• TASK TO COMPLETE:
Repeat the entries that follow verbatim, without any of their pictures.

• EXTRACTED INFORMATION:
+ + + + +
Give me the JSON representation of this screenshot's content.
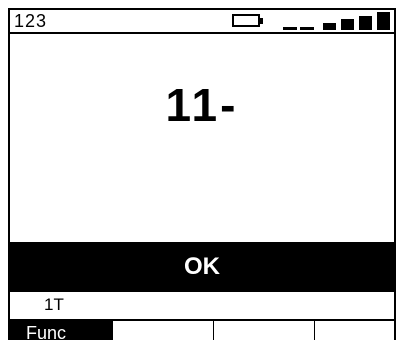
{
  "topbar": {
    "number": "123",
    "battery_icon": "battery-icon",
    "signal_icon": "signal-strength-icon"
  },
  "display": {
    "value": "11-"
  },
  "status": {
    "label": "OK"
  },
  "sub_label": "1T",
  "function_keys": [
    {
      "label": "Func"
    },
    {
      "label": ""
    },
    {
      "label": ""
    },
    {
      "label": ""
    }
  ],
  "colors": {
    "background": "#ffffff",
    "foreground": "#000000",
    "status_bar": "#000000",
    "status_text": "#ffffff"
  }
}
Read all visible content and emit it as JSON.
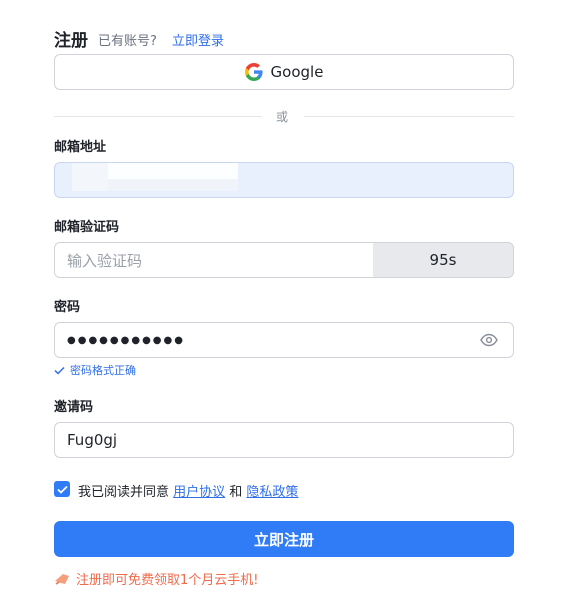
{
  "header": {
    "title": "注册",
    "have_account": "已有账号?",
    "login_link": "立即登录"
  },
  "google": {
    "label": "Google"
  },
  "divider": {
    "text": "或"
  },
  "email": {
    "label": "邮箱地址",
    "value": ""
  },
  "code": {
    "label": "邮箱验证码",
    "placeholder": "输入验证码",
    "countdown": "95s"
  },
  "password": {
    "label": "密码",
    "masked": "●●●●●●●●●●●",
    "hint": "密码格式正确"
  },
  "invite": {
    "label": "邀请码",
    "value": "Fug0gj"
  },
  "agreement": {
    "checked": true,
    "prefix": "我已阅读并同意 ",
    "terms": "用户协议",
    "and": " 和 ",
    "privacy": "隐私政策"
  },
  "submit": {
    "label": "立即注册"
  },
  "promo": {
    "text": "注册即可免费领取1个月云手机!"
  },
  "colors": {
    "accent": "#2f7cf6",
    "link": "#2f6ee8",
    "promo": "#f06a4b"
  }
}
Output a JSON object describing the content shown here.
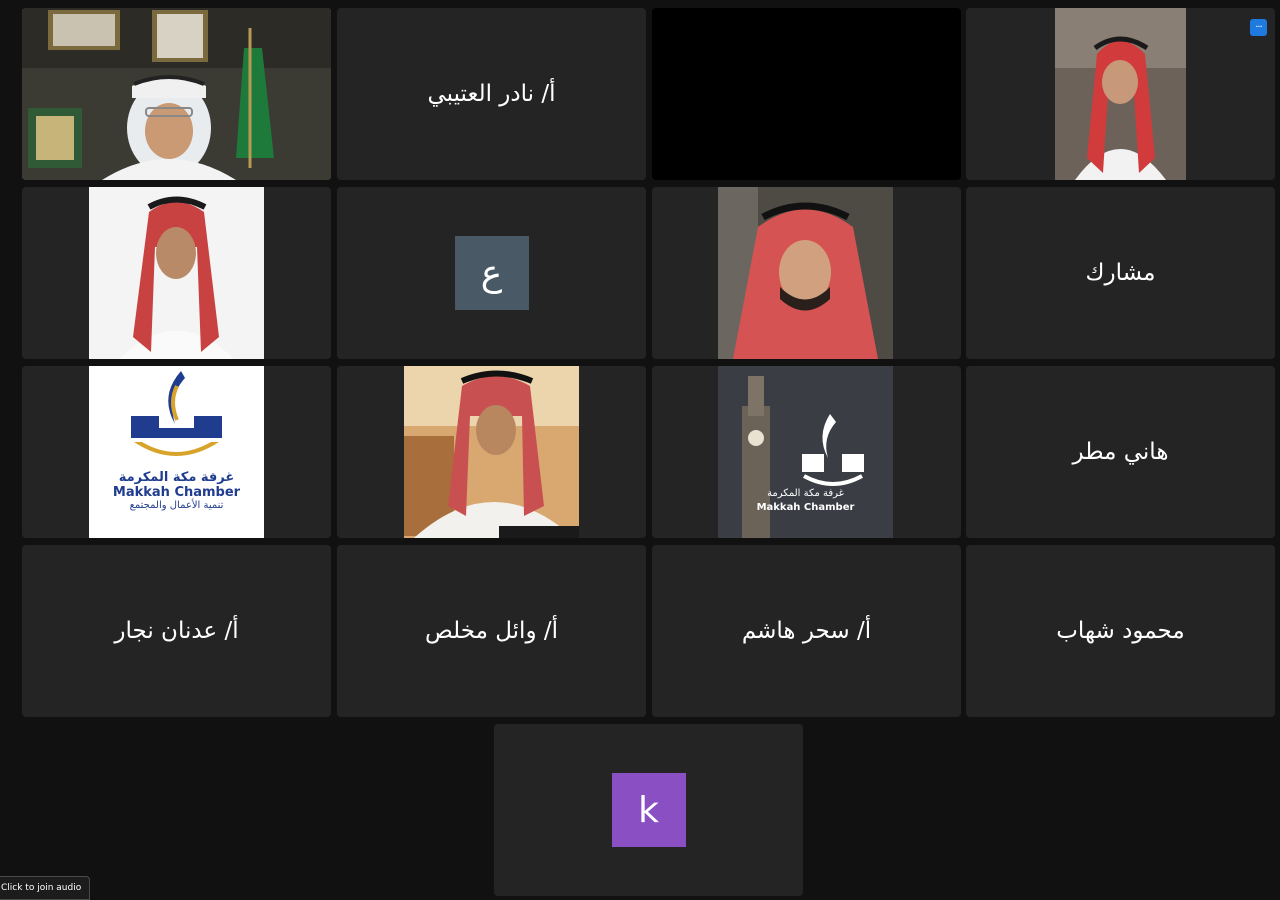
{
  "gallery": {
    "tiles": [
      {
        "kind": "video",
        "label": "participant-video-1"
      },
      {
        "kind": "name",
        "name": "أ/ نادر العتيبي"
      },
      {
        "kind": "blank"
      },
      {
        "kind": "photo",
        "label": "participant-photo-1"
      },
      {
        "kind": "photo",
        "label": "participant-photo-2"
      },
      {
        "kind": "avatar",
        "letter": "ع",
        "avatar_color": "#4a5966"
      },
      {
        "kind": "photo",
        "label": "participant-photo-3"
      },
      {
        "kind": "name",
        "name": "مشارك"
      },
      {
        "kind": "logo",
        "logo_text_ar": "غرفة مكة المكرمة",
        "logo_text_en": "Makkah Chamber",
        "logo_tagline": "تنمية الأعمال والمجتمع"
      },
      {
        "kind": "photo",
        "label": "participant-photo-4"
      },
      {
        "kind": "logo-dark",
        "logo_text_ar": "غرفة مكة المكرمة",
        "logo_text_en": "Makkah Chamber"
      },
      {
        "kind": "name",
        "name": "هاني مطر"
      },
      {
        "kind": "name",
        "name": "أ/ عدنان نجار"
      },
      {
        "kind": "name",
        "name": "أ/ وائل مخلص"
      },
      {
        "kind": "name",
        "name": "أ/ سحر هاشم"
      },
      {
        "kind": "name",
        "name": "محمود شهاب"
      },
      {
        "kind": "avatar",
        "letter": "k",
        "avatar_color": "#8a4fc3"
      }
    ]
  },
  "colors": {
    "background": "#111111",
    "tile": "#242424",
    "active_speaker_border": "#3fd14a",
    "more_button": "#1f7ae0"
  },
  "controls": {
    "more_icon": "...",
    "join_audio_label": "Click to join audio"
  }
}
+ + + + +
• THE RESPONSE:
Give me the JSON representation of this screenshot's content.
{
  "topbar": {
    "number": "123",
    "battery_icon": "battery-icon",
    "signal_icon": "signal-strength-icon"
  },
  "display": {
    "value": "11-"
  },
  "status": {
    "label": "OK"
  },
  "sub_label": "1T",
  "function_keys": [
    {
      "label": "Func"
    },
    {
      "label": ""
    },
    {
      "label": ""
    },
    {
      "label": ""
    }
  ],
  "colors": {
    "background": "#ffffff",
    "foreground": "#000000",
    "status_bar": "#000000",
    "status_text": "#ffffff"
  }
}
Read all visible content and emit it as JSON.
{
  "header": {
    "title": "注册",
    "have_account": "已有账号?",
    "login_link": "立即登录"
  },
  "google": {
    "label": "Google"
  },
  "divider": {
    "text": "或"
  },
  "email": {
    "label": "邮箱地址",
    "value": ""
  },
  "code": {
    "label": "邮箱验证码",
    "placeholder": "输入验证码",
    "countdown": "95s"
  },
  "password": {
    "label": "密码",
    "masked": "●●●●●●●●●●●",
    "hint": "密码格式正确"
  },
  "invite": {
    "label": "邀请码",
    "value": "Fug0gj"
  },
  "agreement": {
    "checked": true,
    "prefix": "我已阅读并同意 ",
    "terms": "用户协议",
    "and": " 和 ",
    "privacy": "隐私政策"
  },
  "submit": {
    "label": "立即注册"
  },
  "promo": {
    "text": "注册即可免费领取1个月云手机!"
  },
  "colors": {
    "accent": "#2f7cf6",
    "link": "#2f6ee8",
    "promo": "#f06a4b"
  }
}
Output a JSON object describing the content shown here.
{
  "gallery": {
    "tiles": [
      {
        "kind": "video",
        "label": "participant-video-1"
      },
      {
        "kind": "name",
        "name": "أ/ نادر العتيبي"
      },
      {
        "kind": "blank"
      },
      {
        "kind": "photo",
        "label": "participant-photo-1"
      },
      {
        "kind": "photo",
        "label": "participant-photo-2"
      },
      {
        "kind": "avatar",
        "letter": "ع",
        "avatar_color": "#4a5966"
      },
      {
        "kind": "photo",
        "label": "participant-photo-3"
      },
      {
        "kind": "name",
        "name": "مشارك"
      },
      {
        "kind": "logo",
        "logo_text_ar": "غرفة مكة المكرمة",
        "logo_text_en": "Makkah Chamber",
        "logo_tagline": "تنمية الأعمال والمجتمع"
      },
      {
        "kind": "photo",
        "label": "participant-photo-4"
      },
      {
        "kind": "logo-dark",
        "logo_text_ar": "غرفة مكة المكرمة",
        "logo_text_en": "Makkah Chamber"
      },
      {
        "kind": "name",
        "name": "هاني مطر"
      },
      {
        "kind": "name",
        "name": "أ/ عدنان نجار"
      },
      {
        "kind": "name",
        "name": "أ/ وائل مخلص"
      },
      {
        "kind": "name",
        "name": "أ/ سحر هاشم"
      },
      {
        "kind": "name",
        "name": "محمود شهاب"
      },
      {
        "kind": "avatar",
        "letter": "k",
        "avatar_color": "#8a4fc3"
      }
    ]
  },
  "colors": {
    "background": "#111111",
    "tile": "#242424",
    "active_speaker_border": "#3fd14a",
    "more_button": "#1f7ae0"
  },
  "controls": {
    "more_icon": "...",
    "join_audio_label": "Click to join audio"
  }
}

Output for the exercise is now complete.